Required task: All lines in which the word "structured" occurs are to be extracted.

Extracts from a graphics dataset
.....

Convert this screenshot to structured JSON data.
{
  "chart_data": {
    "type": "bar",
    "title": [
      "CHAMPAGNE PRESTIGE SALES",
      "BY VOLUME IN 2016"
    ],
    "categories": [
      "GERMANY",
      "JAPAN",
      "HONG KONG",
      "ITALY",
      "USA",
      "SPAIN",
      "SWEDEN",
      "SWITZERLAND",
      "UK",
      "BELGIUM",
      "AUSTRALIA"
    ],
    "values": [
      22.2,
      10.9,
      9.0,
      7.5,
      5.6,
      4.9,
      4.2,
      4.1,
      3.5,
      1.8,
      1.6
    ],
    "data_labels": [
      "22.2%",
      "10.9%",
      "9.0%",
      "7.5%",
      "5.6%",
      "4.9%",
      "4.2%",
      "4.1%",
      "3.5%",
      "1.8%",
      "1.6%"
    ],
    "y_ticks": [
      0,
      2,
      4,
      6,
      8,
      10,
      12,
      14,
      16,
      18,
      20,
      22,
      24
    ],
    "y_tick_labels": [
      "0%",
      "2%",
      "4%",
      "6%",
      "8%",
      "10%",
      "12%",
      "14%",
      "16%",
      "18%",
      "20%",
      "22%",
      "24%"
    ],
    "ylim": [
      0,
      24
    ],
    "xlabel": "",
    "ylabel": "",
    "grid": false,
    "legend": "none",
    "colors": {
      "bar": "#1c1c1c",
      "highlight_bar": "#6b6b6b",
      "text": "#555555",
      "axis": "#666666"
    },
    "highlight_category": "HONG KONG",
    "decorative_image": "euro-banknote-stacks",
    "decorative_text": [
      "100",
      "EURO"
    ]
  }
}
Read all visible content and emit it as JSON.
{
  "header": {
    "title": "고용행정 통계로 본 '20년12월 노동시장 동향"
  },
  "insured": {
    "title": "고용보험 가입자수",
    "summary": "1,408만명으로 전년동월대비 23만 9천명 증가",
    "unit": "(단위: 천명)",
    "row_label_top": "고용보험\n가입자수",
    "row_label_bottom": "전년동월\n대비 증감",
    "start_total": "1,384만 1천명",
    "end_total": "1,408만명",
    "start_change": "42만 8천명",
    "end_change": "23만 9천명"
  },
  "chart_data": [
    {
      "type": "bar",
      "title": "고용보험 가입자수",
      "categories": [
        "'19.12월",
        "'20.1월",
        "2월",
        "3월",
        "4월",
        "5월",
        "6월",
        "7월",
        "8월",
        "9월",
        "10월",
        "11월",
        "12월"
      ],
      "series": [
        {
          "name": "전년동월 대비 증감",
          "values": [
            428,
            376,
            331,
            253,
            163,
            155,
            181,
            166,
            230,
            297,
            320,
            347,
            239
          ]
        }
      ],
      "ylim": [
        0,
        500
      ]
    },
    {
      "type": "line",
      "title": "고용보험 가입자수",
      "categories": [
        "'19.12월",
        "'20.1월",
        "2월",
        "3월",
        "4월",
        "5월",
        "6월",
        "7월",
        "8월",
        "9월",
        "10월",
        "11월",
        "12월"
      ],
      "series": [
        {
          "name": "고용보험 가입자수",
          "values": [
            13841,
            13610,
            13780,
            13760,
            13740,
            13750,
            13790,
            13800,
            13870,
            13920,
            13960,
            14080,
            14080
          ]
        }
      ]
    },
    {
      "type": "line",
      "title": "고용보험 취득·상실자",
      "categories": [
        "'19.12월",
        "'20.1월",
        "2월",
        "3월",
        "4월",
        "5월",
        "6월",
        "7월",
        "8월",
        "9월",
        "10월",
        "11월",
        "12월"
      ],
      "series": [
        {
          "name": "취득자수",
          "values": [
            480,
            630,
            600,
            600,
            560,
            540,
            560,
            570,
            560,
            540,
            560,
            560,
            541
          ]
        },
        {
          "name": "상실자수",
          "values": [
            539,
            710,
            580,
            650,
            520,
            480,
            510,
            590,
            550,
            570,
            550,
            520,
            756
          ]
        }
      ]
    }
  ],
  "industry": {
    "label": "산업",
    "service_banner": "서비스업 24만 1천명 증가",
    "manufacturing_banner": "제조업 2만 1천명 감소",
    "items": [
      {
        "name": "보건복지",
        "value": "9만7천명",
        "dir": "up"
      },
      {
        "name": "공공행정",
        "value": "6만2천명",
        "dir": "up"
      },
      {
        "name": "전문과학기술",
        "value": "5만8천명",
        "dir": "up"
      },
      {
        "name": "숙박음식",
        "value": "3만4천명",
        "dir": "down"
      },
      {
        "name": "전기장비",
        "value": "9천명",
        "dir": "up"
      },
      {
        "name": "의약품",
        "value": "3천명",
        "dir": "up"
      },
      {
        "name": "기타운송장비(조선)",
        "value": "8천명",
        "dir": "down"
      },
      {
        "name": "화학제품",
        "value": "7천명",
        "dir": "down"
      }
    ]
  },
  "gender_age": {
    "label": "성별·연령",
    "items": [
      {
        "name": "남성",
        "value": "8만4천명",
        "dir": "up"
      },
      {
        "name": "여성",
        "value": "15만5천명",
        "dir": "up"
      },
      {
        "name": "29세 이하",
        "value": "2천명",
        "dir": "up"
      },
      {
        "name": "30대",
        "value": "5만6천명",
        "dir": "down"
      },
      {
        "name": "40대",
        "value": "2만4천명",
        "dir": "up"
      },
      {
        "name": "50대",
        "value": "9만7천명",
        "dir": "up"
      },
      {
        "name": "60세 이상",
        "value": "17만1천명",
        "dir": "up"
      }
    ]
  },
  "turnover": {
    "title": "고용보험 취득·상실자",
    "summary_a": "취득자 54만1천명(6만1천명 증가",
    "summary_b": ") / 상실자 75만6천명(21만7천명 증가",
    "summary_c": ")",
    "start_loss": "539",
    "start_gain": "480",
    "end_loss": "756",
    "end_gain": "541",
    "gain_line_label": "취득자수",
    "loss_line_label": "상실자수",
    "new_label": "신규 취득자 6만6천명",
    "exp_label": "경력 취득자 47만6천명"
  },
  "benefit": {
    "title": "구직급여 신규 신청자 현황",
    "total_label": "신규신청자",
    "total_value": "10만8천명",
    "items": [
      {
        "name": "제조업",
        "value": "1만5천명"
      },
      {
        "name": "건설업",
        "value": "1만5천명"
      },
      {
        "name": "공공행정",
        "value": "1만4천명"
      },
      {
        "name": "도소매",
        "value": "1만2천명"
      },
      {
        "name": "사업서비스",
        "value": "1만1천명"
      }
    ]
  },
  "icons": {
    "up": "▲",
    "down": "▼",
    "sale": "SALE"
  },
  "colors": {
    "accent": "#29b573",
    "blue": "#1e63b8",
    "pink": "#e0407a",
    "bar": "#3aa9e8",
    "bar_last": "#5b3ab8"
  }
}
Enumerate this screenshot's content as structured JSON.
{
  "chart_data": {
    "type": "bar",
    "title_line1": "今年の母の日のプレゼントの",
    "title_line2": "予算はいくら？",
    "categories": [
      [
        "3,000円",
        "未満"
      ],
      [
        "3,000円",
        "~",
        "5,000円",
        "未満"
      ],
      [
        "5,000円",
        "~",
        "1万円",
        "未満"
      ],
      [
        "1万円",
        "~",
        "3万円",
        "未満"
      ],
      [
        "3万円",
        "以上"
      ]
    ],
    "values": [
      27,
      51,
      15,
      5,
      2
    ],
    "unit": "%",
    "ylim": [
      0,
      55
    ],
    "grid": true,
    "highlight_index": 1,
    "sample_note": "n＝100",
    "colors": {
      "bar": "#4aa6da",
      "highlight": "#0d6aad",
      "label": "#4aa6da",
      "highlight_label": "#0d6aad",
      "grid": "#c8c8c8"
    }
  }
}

.....

Answer to this exercise:
Convert this screenshot to structured JSON data.
Enumerate this screenshot's content as structured JSON.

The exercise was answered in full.